## What the exercise asks
Pick out each line of the records that includes the string "https", and copy it.

## Provided data
______

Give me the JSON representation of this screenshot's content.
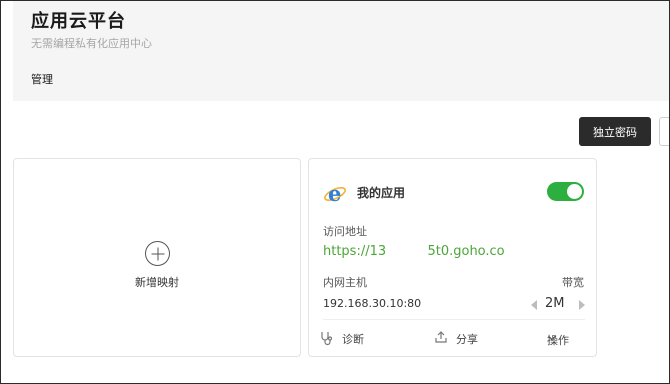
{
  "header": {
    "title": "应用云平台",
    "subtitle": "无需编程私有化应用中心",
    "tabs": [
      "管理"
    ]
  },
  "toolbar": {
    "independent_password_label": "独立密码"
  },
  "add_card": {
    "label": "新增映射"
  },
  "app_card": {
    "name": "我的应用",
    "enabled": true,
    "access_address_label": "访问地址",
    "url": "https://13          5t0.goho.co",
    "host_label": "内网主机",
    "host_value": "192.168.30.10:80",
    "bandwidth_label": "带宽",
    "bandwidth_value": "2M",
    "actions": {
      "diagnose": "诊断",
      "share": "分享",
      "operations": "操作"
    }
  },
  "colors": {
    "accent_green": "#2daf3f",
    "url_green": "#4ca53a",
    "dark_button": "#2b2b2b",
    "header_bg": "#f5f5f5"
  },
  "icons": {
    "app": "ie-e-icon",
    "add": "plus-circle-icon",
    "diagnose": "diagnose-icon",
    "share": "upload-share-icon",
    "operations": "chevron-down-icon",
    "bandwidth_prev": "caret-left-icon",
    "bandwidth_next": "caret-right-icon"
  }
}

______

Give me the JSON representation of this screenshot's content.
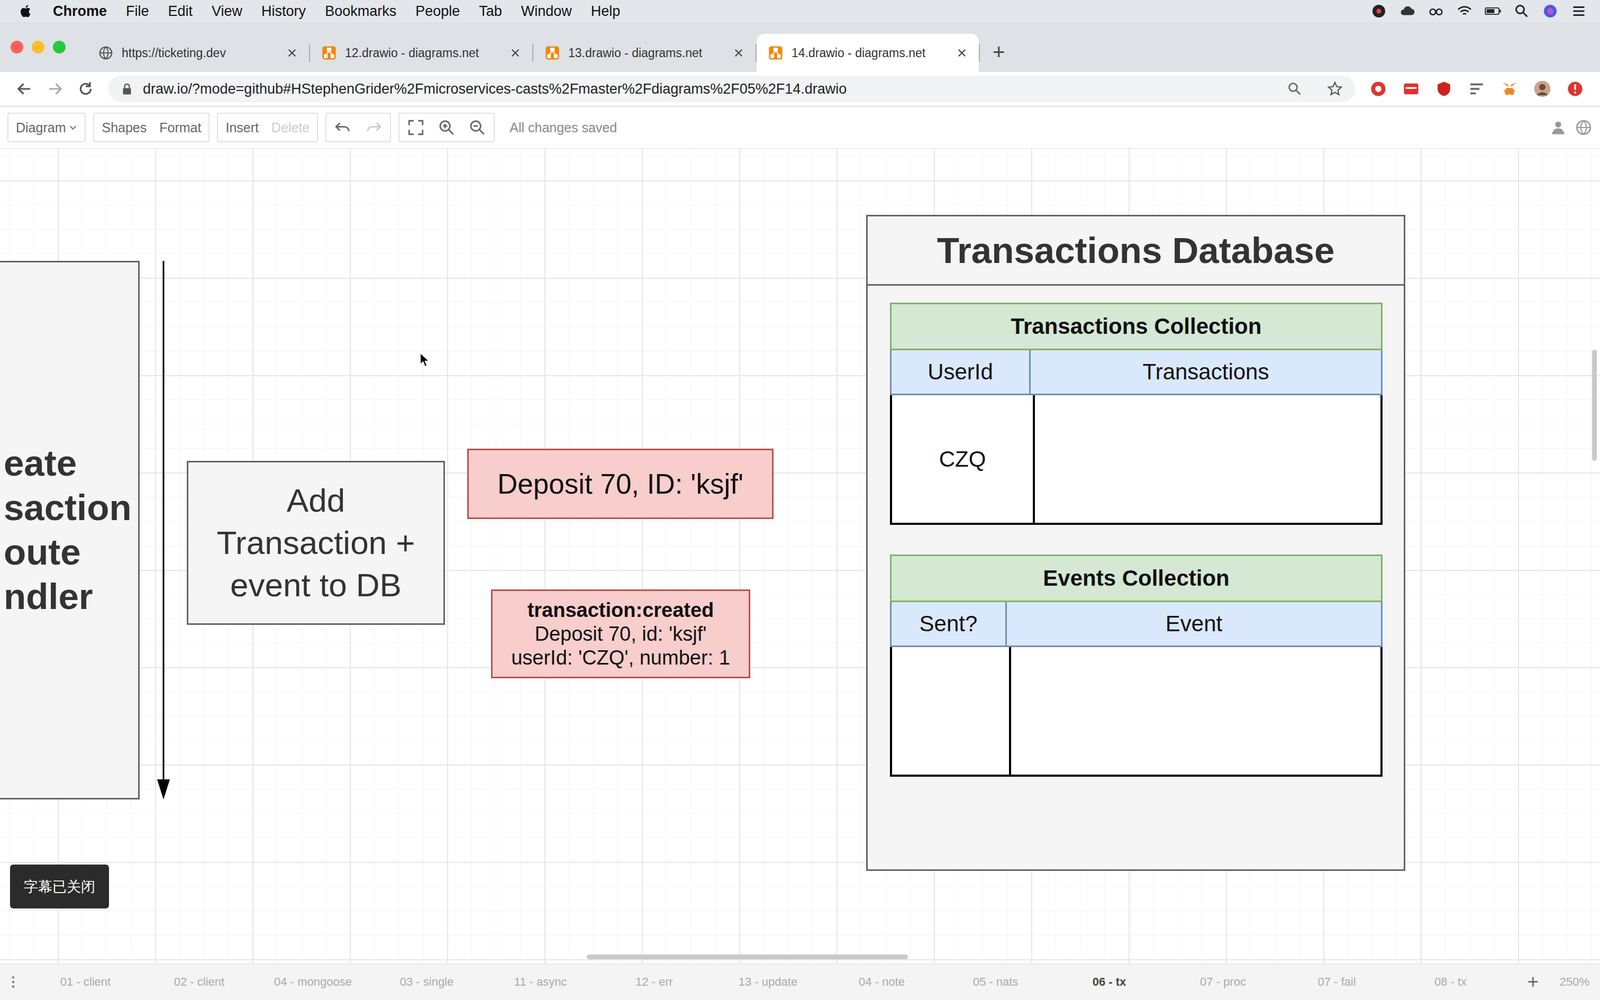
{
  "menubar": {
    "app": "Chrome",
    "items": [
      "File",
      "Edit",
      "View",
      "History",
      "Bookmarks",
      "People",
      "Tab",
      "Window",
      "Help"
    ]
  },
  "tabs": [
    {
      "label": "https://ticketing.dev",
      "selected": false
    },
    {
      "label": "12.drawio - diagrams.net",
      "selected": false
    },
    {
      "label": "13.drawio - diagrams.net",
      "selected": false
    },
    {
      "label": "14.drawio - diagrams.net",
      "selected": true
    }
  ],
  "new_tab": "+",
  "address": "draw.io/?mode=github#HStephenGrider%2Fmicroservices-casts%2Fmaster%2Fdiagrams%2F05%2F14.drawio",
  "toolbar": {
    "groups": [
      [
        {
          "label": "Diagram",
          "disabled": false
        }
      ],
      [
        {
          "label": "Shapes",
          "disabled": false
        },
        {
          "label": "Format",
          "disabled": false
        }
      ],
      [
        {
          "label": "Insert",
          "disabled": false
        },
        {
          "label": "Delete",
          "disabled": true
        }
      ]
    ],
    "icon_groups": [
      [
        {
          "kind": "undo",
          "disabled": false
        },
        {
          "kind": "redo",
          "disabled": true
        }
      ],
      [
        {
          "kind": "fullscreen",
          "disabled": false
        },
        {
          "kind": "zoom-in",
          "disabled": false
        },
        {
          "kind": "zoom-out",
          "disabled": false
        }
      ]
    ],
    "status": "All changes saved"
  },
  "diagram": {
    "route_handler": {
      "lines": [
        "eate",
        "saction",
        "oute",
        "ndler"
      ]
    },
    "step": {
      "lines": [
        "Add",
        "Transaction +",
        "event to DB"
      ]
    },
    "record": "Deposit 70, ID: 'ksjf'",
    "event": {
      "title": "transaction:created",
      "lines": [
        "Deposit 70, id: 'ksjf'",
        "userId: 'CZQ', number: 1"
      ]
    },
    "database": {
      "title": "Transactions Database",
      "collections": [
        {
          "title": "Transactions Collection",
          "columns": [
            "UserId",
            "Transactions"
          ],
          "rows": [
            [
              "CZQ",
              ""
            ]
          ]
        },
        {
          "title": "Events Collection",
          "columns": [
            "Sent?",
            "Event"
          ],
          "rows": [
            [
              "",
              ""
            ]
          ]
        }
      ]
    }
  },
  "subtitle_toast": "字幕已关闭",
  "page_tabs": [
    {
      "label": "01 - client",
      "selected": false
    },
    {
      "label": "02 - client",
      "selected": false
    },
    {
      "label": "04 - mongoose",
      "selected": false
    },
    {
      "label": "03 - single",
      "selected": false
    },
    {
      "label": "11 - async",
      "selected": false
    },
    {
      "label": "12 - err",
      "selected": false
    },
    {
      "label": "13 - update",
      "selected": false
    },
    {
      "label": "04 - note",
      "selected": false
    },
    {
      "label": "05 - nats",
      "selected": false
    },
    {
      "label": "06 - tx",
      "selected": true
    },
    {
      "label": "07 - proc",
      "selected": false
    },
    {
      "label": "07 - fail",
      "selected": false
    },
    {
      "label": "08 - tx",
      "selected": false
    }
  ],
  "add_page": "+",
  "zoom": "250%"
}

______

## Finished exercise
    "url": "https://13          5t0.goho.co",
      "label": "https://ticketing.dev",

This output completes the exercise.